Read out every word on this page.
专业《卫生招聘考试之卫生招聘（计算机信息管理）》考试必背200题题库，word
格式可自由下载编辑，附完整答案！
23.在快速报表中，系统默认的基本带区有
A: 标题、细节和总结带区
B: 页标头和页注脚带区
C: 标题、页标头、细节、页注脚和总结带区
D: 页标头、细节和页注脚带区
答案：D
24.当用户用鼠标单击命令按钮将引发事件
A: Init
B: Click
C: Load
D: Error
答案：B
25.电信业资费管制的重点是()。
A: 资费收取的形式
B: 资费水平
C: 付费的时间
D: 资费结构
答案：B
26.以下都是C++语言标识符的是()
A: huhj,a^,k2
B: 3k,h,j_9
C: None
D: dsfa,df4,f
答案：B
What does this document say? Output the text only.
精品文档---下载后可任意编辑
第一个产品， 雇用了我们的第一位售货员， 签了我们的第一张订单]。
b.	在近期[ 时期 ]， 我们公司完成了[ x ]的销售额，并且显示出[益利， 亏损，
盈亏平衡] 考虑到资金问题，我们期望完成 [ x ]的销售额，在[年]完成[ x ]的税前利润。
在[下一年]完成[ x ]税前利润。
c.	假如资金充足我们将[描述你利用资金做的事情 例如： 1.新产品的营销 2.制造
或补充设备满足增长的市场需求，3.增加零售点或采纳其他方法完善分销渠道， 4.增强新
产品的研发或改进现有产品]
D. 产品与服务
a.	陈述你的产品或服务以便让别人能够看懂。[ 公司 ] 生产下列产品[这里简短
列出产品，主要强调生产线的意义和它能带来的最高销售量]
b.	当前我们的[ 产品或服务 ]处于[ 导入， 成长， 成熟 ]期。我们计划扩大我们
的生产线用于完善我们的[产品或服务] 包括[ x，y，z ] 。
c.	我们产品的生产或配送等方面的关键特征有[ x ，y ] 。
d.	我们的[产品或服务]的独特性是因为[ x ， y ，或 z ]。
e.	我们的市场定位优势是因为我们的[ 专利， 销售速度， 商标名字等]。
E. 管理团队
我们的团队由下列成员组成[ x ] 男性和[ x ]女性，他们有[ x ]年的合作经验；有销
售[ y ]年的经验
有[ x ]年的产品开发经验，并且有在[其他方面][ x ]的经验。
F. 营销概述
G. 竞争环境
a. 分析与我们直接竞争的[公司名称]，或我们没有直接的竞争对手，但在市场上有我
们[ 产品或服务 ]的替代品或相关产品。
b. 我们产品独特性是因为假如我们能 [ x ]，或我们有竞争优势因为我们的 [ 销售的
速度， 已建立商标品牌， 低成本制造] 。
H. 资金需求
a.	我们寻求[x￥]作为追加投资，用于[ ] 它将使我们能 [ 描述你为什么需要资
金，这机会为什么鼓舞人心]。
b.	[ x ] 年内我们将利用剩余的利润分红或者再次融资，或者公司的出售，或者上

Work to be completed:
Restate the records, all of them, precisely as written.

Exercise response:
Read out every word on this page.
专业《卫生招聘考试之卫生招聘（计算机信息管理）》考试必背200题题库，word
格式可自由下载编辑，附完整答案！
23.在快速报表中，系统默认的基本带区有
A: 标题、细节和总结带区
B: 页标头和页注脚带区
C: 标题、页标头、细节、页注脚和总结带区
D: 页标头、细节和页注脚带区
答案：D
24.当用户用鼠标单击命令按钮将引发事件
A: Init
B: Click
C: Load
D: Error
答案：B
25.电信业资费管制的重点是()。
A: 资费收取的形式
B: 资费水平
C: 付费的时间
D: 资费结构
答案：B
26.以下都是C++语言标识符的是()
A: huhj,a^,k2
B: 3k,h,j_9
C: None
D: dsfa,df4,f
答案：B
What does this document say? Output the text only.
精品文档---下载后可任意编辑
第一个产品， 雇用了我们的第一位售货员， 签了我们的第一张订单]。
b.	在近期[ 时期 ]， 我们公司完成了[ x ]的销售额，并且显示出[益利， 亏损，
盈亏平衡] 考虑到资金问题，我们期望完成 [ x ]的销售额，在[年]完成[ x ]的税前利润。
在[下一年]完成[ x ]税前利润。
c.	假如资金充足我们将[描述你利用资金做的事情 例如： 1.新产品的营销 2.制造
或补充设备满足增长的市场需求，3.增加零售点或采纳其他方法完善分销渠道， 4.增强新
产品的研发或改进现有产品]
D. 产品与服务
a.	陈述你的产品或服务以便让别人能够看懂。[ 公司 ] 生产下列产品[这里简短
列出产品，主要强调生产线的意义和它能带来的最高销售量]
b.	当前我们的[ 产品或服务 ]处于[ 导入， 成长， 成熟 ]期。我们计划扩大我们
的生产线用于完善我们的[产品或服务] 包括[ x，y，z ] 。
c.	我们产品的生产或配送等方面的关键特征有[ x ，y ] 。
d.	我们的[产品或服务]的独特性是因为[ x ， y ，或 z ]。
e.	我们的市场定位优势是因为我们的[ 专利， 销售速度， 商标名字等]。
E. 管理团队
我们的团队由下列成员组成[ x ] 男性和[ x ]女性，他们有[ x ]年的合作经验；有销
售[ y ]年的经验
有[ x ]年的产品开发经验，并且有在[其他方面][ x ]的经验。
F. 营销概述
G. 竞争环境
a. 分析与我们直接竞争的[公司名称]，或我们没有直接的竞争对手，但在市场上有我
们[ 产品或服务 ]的替代品或相关产品。
b. 我们产品独特性是因为假如我们能 [ x ]，或我们有竞争优势因为我们的 [ 销售的
速度， 已建立商标品牌， 低成本制造] 。
H. 资金需求
a.	我们寻求[x￥]作为追加投资，用于[ ] 它将使我们能 [ 描述你为什么需要资
金，这机会为什么鼓舞人心]。
b.	[ x ] 年内我们将利用剩余的利润分红或者再次融资，或者公司的出售，或者上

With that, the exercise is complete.